SOURCE DOCUMENT:
A Theory for the Salvation of Korea (Part 3)
Five Ways to Modernize Korea: Stop the Culture of Vengeance

Korea’s pre-modern methods include:

  • Arresting previous presidents and banishing them from society
  • Neglecting the rule of law


These are the ways to modernization

  • Using the election system with an understanding that it’ll realize a peaceful regime change
  • Raising the awareness of importance of lawfulness with stronger punishments for crimes

    The Liberty has organized five primary points for a presentation on how to help Korea become a modern nation both nominally and virtually.

    For Korea to modernize, it must end the “culture of vengeance” where a new regime can banish the predecessor after it changes leadership. Most of the presidents in Korea’s history have not been able to live in peace at the end of their terms. The government has not had the potential to stabilize, nor have the citizens been able trust to it.

    This culture of vengeance may still be seen in some Asian countries such as Communist China, Cambodia, and wherever military dictatorships exist. However, in developed nations such as the United States, England, and Japan, it doesn’t occur. If one were to try and to look for cases in Japanese history where a regime change destroyed an entire clan, one would have to travel way back in time to the Warring States or the Genpei War era.

    In the interview, Mr. Mizuma analyzed why Ex-President Lee Myung-bak landed on Takeshima in August of 2012 before his term ended:
    The Joseon era tradition of leaving no sign of the achievements of a predecessor remained even after Korea’s democratized. President Lee Myung-bak probably built a monument on Takeshima because the next president wouldn’t be able to touch it. If some group tried to destroy the monument on the island, the Korean citizens would have expressed their sheer outrage. I think he did it to ensure his own safety.”

    To erode the authority of a predecessor only to display one’s power in place of it is selfish and narrow-minded. That way does not admit or allow for any differences of opinion.

Stored data entries:
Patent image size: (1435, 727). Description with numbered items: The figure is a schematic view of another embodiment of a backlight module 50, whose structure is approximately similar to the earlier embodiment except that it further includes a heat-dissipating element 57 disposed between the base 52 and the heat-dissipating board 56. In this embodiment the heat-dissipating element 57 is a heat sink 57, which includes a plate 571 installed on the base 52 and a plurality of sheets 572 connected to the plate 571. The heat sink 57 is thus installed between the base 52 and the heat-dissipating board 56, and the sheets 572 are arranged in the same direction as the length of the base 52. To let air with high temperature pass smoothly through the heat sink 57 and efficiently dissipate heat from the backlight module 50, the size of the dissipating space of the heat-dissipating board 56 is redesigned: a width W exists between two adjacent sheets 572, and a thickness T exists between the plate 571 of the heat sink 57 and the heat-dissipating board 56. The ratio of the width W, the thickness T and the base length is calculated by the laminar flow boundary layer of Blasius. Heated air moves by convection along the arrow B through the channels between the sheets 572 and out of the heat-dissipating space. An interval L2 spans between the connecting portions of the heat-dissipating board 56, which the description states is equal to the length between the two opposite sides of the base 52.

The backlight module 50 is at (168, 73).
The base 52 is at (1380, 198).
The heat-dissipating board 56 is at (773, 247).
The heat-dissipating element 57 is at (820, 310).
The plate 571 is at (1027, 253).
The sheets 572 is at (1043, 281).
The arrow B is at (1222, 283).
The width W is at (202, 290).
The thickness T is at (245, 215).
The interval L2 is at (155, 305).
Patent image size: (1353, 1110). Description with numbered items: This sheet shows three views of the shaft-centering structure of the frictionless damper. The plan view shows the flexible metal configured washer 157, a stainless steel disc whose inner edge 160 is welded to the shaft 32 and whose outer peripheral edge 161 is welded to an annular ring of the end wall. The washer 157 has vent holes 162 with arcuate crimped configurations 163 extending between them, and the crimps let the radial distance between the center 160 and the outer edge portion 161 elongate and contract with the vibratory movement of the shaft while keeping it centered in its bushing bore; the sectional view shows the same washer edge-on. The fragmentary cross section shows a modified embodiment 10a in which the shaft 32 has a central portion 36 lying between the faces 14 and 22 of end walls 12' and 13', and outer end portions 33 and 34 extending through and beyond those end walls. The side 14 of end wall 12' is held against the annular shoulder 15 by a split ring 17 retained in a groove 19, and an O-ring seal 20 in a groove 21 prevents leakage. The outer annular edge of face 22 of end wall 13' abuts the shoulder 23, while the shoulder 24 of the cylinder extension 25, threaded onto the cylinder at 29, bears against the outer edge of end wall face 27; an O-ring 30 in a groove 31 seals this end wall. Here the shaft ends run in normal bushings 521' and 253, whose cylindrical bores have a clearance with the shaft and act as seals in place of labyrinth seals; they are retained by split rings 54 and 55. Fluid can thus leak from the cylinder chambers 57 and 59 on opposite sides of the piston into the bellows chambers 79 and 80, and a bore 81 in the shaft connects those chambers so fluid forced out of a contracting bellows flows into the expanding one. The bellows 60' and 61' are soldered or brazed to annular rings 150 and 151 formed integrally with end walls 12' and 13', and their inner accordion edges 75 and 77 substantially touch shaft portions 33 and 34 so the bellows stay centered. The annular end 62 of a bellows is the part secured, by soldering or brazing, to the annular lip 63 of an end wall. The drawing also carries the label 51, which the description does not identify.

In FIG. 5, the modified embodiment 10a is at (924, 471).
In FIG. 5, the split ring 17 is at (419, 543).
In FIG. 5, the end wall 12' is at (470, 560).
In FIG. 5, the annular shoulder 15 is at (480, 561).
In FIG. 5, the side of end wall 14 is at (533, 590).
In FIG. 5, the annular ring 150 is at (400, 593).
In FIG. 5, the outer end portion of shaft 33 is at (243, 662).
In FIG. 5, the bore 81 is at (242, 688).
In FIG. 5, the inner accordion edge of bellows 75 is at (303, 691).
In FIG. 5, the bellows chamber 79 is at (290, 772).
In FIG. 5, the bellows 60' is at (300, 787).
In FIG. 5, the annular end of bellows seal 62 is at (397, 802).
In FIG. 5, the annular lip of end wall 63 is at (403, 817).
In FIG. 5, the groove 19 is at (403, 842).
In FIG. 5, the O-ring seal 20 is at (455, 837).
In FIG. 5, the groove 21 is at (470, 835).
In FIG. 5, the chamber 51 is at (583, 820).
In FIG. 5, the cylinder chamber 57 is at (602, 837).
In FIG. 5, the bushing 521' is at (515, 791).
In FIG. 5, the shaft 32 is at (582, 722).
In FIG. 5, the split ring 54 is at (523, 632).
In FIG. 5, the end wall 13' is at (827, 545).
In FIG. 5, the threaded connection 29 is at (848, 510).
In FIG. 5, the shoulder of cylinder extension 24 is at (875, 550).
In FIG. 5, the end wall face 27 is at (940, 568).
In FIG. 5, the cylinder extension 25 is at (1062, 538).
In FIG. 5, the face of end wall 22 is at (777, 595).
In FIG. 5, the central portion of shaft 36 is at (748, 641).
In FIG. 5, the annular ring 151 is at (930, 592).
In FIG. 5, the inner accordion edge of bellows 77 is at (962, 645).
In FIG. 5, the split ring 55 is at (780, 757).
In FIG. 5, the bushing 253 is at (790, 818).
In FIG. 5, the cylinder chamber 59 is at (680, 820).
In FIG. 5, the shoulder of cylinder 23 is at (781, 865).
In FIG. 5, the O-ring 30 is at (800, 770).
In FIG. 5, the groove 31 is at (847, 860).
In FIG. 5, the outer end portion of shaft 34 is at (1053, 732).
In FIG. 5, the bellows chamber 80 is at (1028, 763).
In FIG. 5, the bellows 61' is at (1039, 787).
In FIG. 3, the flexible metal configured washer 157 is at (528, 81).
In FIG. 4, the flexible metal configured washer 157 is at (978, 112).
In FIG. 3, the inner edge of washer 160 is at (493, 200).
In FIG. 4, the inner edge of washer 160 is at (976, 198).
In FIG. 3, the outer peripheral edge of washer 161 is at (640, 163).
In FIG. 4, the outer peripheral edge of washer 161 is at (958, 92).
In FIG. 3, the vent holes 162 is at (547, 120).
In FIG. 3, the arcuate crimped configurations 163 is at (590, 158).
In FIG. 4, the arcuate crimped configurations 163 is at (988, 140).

TASKS TO CARRY OUT:
A. According to the Korea modernization article, when did Lee Myung-bak land on Takeshima?
B. Do the following statements agree with the Korea modernization article? Answer yes or no for each, quoting the deciding words.
(i) The culture of vengeance occurs in developed nations such as the United States, England, and Japan.
(ii) Most presidents in Korea's history have not been able to live in peace at the end of their terms.
(iii) The Liberty organized five primary points for a presentation.
C. Reproduce the passage of the Korea modernization article starting at "Korea’s pre-modern methods" and ending at "trust to it.".

RESPONSES PER TASK:
A. In August of 2012, before his term ended.

B.
(i) No: "However, in developed nations such as the United States, England, and Japan, it doesn’t occur."
(ii) Yes: "Most of the presidents in Korea’s history have not been able to live in peace at the end of their terms."
(iii) Yes: "The Liberty has organized five primary points for a presentation"

C.
Korea’s pre-modern methods include:

  • Arresting previous presidents and banishing them from society
  • Neglecting the rule of law


These are the ways to modernization

  • Using the election system with an understanding that it’ll realize a peaceful regime change
  • Raising the awareness of importance of lawfulness with stronger punishments for crimes

    The Liberty has organized five primary points for a presentation on how to help Korea become a modern nation both nominally and virtually.

    For Korea to modernize, it must end the “culture of vengeance” where a new regime can banish the predecessor after it changes leadership. Most of the presidents in Korea’s history have not been able to live in peace at the end of their terms. The government has not had the potential to stabilize, nor have the citizens been able trust to it.